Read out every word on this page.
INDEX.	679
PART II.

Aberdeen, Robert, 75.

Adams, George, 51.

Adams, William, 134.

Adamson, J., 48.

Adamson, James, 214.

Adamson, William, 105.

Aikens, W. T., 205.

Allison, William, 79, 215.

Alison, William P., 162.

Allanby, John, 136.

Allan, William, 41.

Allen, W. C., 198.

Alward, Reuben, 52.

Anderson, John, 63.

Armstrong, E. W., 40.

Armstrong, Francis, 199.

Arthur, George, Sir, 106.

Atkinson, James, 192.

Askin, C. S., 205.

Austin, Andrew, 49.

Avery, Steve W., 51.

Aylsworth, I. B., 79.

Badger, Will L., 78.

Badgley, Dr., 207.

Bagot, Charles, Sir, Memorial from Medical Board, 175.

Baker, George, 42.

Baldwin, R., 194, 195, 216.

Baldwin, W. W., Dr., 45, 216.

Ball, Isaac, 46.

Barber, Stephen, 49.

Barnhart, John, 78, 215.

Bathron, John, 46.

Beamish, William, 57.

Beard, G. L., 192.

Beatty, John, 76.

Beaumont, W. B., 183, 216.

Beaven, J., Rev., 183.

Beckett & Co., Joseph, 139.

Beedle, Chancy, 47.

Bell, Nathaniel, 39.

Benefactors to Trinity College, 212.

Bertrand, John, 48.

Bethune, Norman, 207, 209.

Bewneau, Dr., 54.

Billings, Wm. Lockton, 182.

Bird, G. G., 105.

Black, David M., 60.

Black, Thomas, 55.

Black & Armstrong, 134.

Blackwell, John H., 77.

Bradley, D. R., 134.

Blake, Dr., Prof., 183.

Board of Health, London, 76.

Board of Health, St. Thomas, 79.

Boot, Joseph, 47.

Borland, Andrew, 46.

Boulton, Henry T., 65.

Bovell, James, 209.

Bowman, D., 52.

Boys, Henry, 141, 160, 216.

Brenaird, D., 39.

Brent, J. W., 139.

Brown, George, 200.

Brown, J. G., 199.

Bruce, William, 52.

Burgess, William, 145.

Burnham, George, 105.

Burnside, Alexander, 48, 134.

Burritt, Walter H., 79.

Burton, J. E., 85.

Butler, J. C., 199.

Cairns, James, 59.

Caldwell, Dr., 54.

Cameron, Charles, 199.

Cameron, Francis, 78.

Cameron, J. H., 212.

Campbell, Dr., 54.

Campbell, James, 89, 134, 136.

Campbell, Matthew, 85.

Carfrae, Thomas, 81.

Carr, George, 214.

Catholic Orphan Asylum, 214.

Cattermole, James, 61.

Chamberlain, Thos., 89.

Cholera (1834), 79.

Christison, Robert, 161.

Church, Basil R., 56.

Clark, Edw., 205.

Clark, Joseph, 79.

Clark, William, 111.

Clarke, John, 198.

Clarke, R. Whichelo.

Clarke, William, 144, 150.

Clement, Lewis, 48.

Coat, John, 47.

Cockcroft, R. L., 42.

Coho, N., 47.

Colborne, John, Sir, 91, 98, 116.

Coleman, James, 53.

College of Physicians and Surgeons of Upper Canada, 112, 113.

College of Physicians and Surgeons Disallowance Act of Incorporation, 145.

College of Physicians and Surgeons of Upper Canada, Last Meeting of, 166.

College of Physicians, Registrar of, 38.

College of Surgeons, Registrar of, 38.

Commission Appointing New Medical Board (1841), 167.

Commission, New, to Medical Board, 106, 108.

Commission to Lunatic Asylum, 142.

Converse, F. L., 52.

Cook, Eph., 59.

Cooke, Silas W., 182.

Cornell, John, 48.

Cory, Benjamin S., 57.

=======

Problem description: Using the listing above, return all lines where the word "Armstrong" occurs.

Answer to this exercise:
Armstrong, E. W., 40.
Armstrong, Francis, 199.
Black & Armstrong, 134.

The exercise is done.